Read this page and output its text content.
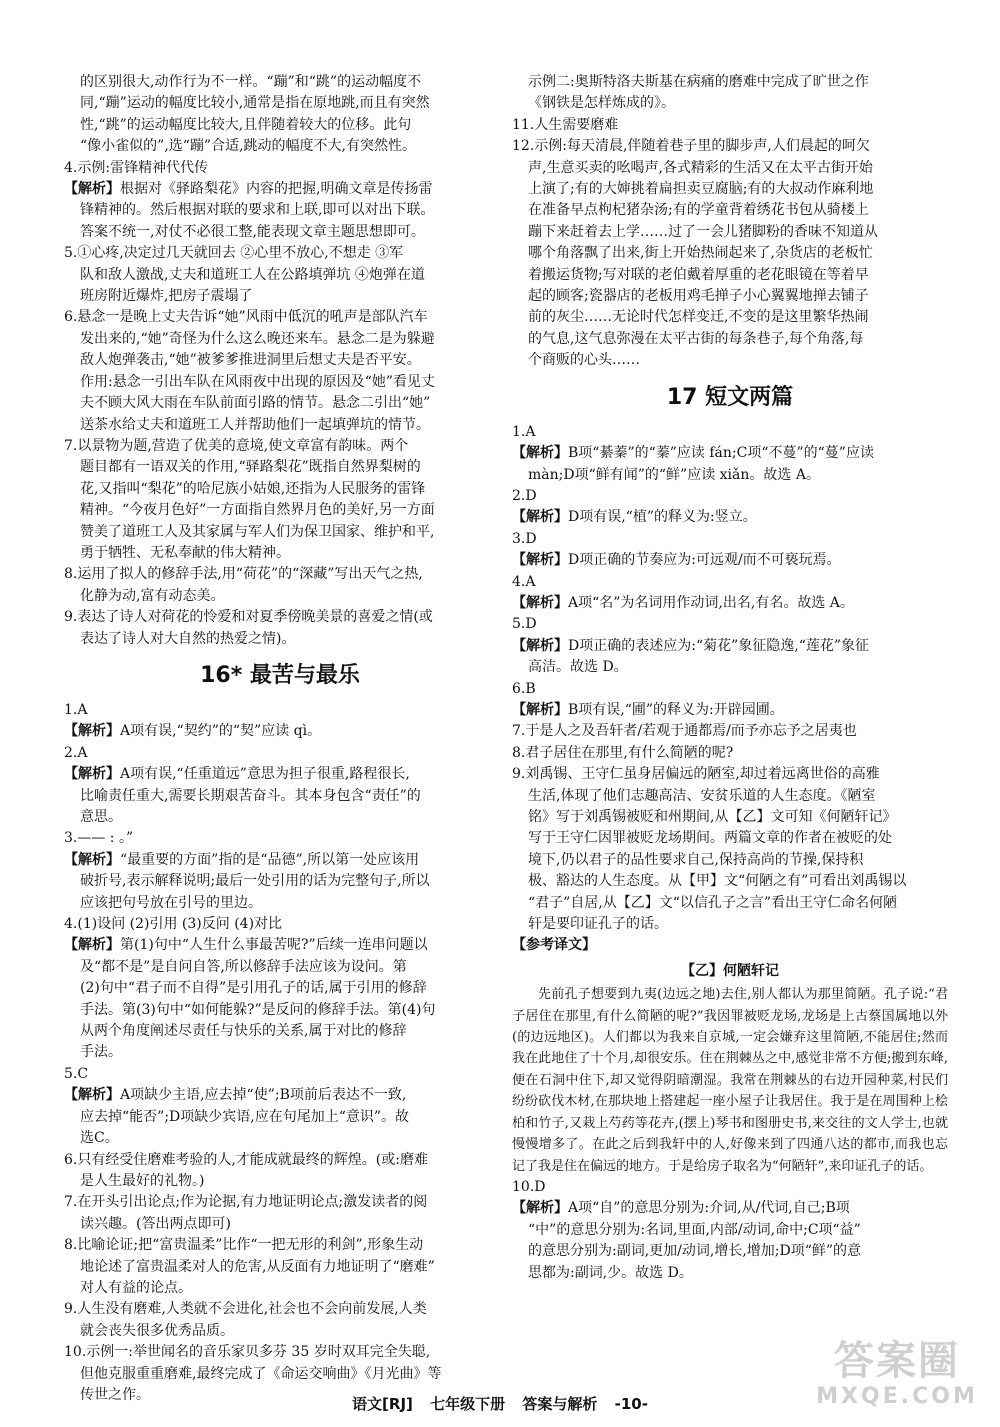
的区别很大,动作行为不一样。“蹦”和“跳”的运动幅度不

同,“蹦”运动的幅度比较小,通常是指在原地跳,而且有突然

性,“跳”的运动幅度比较大,且伴随着较大的位移。此句

“像小雀似的”,选“蹦”合适,跳动的幅度不大,有突然性。

4.示例:雷锋精神代代传

【解析】根据对《驿路梨花》内容的把握,明确文章是传扬雷

锋精神的。然后根据对联的要求和上联,即可以对出下联。

答案不统一,对仗不必很工整,能表现文章主题思想即可。

5.①心疼,决定过几天就回去 ②心里不放心,不想走 ③军

队和敌人激战,丈夫和道班工人在公路填弹坑 ④炮弹在道

班房附近爆炸,把房子震塌了

6.悬念一是晚上丈夫告诉“她”风雨中低沉的吼声是部队汽车

发出来的,“她”奇怪为什么这么晚还来车。悬念二是为躲避

敌人炮弹袭击,“她”被爹爹推进洞里后想丈夫是否平安。

作用:悬念一引出车队在风雨夜中出现的原因及“她”看见丈

夫不顾大风大雨在车队前面引路的情节。悬念二引出“她”

送茶水给丈夫和道班工人并帮助他们一起填弹坑的情节。

7.以景物为题,营造了优美的意境,使文章富有韵味。两个

题目都有一语双关的作用,“驿路梨花”既指自然界梨树的

花,又指叫“梨花”的哈尼族小姑娘,还指为人民服务的雷锋

精神。“今夜月色好”一方面指自然界月色的美好,另一方面

赞美了道班工人及其家属与军人们为保卫国家、维护和平,

勇于牺牲、无私奉献的伟大精神。

8.运用了拟人的修辞手法,用“荷花”的“深藏”写出天气之热,

化静为动,富有动态美。

9.表达了诗人对荷花的怜爱和对夏季傍晚美景的喜爱之情(或

表达了诗人对大自然的热爱之情)。

16* 最苦与最乐

1.A

【解析】A项有误,“契约”的“契”应读 qì。

2.A

【解析】A项有误,“任重道远”意思为担子很重,路程很长,

比喻责任重大,需要长期艰苦奋斗。其本身包含“责任”的

意思。

3.—— : 。”

【解析】“最重要的方面”指的是“品德”,所以第一处应该用

破折号,表示解释说明;最后一处引用的话为完整句子,所以

应该把句号放在引号的里边。

4.(1)设问 (2)引用 (3)反问 (4)对比

【解析】第(1)句中“人生什么事最苦呢?”后续一连串问题以

及“都不是”是自问自答,所以修辞手法应该为设问。第

(2)句中“君子而不自得”是引用孔子的话,属于引用的修辞

手法。第(3)句中“如何能躲?”是反问的修辞手法。第(4)句

从两个角度阐述尽责任与快乐的关系,属于对比的修辞

手法。

5.C

【解析】A项缺少主语,应去掉“使”;B项前后表达不一致,

应去掉“能否”;D项缺少宾语,应在句尾加上“意识”。故

选C。

6.只有经受住磨难考验的人,才能成就最终的辉煌。(或:磨难

是人生最好的礼物。)

7.在开头引出论点;作为论据,有力地证明论点;激发读者的阅

读兴趣。(答出两点即可)

8.比喻论证;把“富贵温柔”比作“一把无形的利剑”,形象生动

地论述了富贵温柔对人的危害,从反面有力地证明了“磨难”

对人有益的论点。

9.人生没有磨难,人类就不会进化,社会也不会向前发展,人类

就会丧失很多优秀品质。

10.示例一:举世闻名的音乐家贝多芬 35 岁时双耳完全失聪,

但他克服重重磨难,最终完成了《命运交响曲》《月光曲》等

传世之作。

示例二:奥斯特洛夫斯基在病痛的磨难中完成了旷世之作

《钢铁是怎样炼成的》。

11.人生需要磨难

12.示例:每天清晨,伴随着巷子里的脚步声,人们晨起的呵欠

声,生意买卖的吆喝声,各式精彩的生活又在太平古街开始

上演了;有的大婶挑着扁担卖豆腐脑;有的大叔动作麻利地

在准备早点枸杞猪杂汤;有的学童背着绣花书包从骑楼上

蹦下来赶着去上学……过了一会儿猪脚粉的香味不知道从

哪个角落飘了出来,街上开始热闹起来了,杂货店的老板忙

着搬运货物;写对联的老伯戴着厚重的老花眼镜在等着早

起的顾客;瓷器店的老板用鸡毛掸子小心翼翼地掸去铺子

前的灰尘……无论时代怎样变迁,不变的是这里繁华热闹

的气息,这气息弥漫在太平古街的每条巷子,每个角落,每

个商贩的心头……

17 短文两篇

1.A

【解析】B项“綦蓁”的“蓁”应读 fán;C项“不蔓”的“蔓”应读

màn;D项“鲜有闻”的“鲜”应读 xiǎn。故选 A。

2.D

【解析】D项有误,“植”的释义为:竖立。

3.D

【解析】D项正确的节奏应为:可远观/而不可亵玩焉。

4.A

【解析】A项“名”为名词用作动词,出名,有名。故选 A。

5.D

【解析】D项正确的表述应为:“菊花”象征隐逸,“莲花”象征

高洁。故选 D。

6.B

【解析】B项有误,“圃”的释义为:开辟园圃。

7.于是人之及吾轩者/若观于通都焉/而予亦忘予之居夷也

8.君子居住在那里,有什么简陋的呢?

9.刘禹锡、王守仁虽身居偏远的陋室,却过着远离世俗的高雅

生活,体现了他们志趣高洁、安贫乐道的人生态度。《陋室

铭》写于刘禹锡被贬和州期间,从【乙】文可知《何陋轩记》

写于王守仁因罪被贬龙场期间。两篇文章的作者在被贬的处

境下,仍以君子的品性要求自己,保持高尚的节操,保持积

极、豁达的人生态度。从【甲】文“何陋之有”可看出刘禹锡以

“君子”自居,从【乙】文“以信孔子之言”看出王守仁命名何陋

轩是要印证孔子的话。

【参考译文】

【乙】何陋轩记

先前孔子想要到九夷(边远之地)去住,别人都认为那里简陋。孔子说:“君子居住在那里,有什么简陋的呢?”我因罪被贬龙场,龙场是上古蔡国属地以外(的边远地区)。人们都以为我来自京城,一定会嫌弃这里简陋,不能居住;然而我在此地住了十个月,却很安乐。住在荆棘丛之中,感觉非常不方便;搬到东峰,便在石洞中住下,却又觉得阴暗潮湿。我常在荆棘丛的右边开园种菜,村民们纷纷砍伐木材,在那块地上搭建起一座小屋子让我居住。我于是在周围种上桧柏和竹子,又栽上芍药等花卉,(摆上)琴书和图册史书,来交往的文人学士,也就慢慢增多了。在此之后到我轩中的人,好像来到了四通八达的都市,而我也忘记了我是住在偏远的地方。于是给房子取名为“何陋轩”,来印证孔子的话。

10.D

【解析】A项“自”的意思分别为:介词,从/代词,自己;B项

“中”的意思分别为:名词,里面,内部/动词,命中;C项“益”

的意思分别为:副词,更加/动词,增长,增加;D项“鲜”的意

思都为:副词,少。故选 D。

语文[RJ] 七年级下册 答案与解析 -10-
答案圈
MXQE.COM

###

STATED EXERCISE -> Find the lines above that include the string "有什么简陋的呢" and copy them.

RESULT OF THE TASK ->
8.君子居住在那里,有什么简陋的呢?
先前孔子想要到九夷(边远之地)去住,别人都认为那里简陋。孔子说:“君子居住在那里,有什么简陋的呢?”我因罪被贬龙场,龙场是上古蔡国属地以外(的边远地区)。人们都以为我来自京城,一定会嫌弃这里简陋,不能居住;然而我在此地住了十个月,却很安乐。住在荆棘丛之中,感觉非常不方便;搬到东峰,便在石洞中住下,却又觉得阴暗潮湿。我常在荆棘丛的右边开园种菜,村民们纷纷砍伐木材,在那块地上搭建起一座小屋子让我居住。我于是在周围种上桧柏和竹子,又栽上芍药等花卉,(摆上)琴书和图册史书,来交往的文人学士,也就慢慢增多了。在此之后到我轩中的人,好像来到了四通八达的都市,而我也忘记了我是住在偏远的地方。于是给房子取名为“何陋轩”,来印证孔子的话。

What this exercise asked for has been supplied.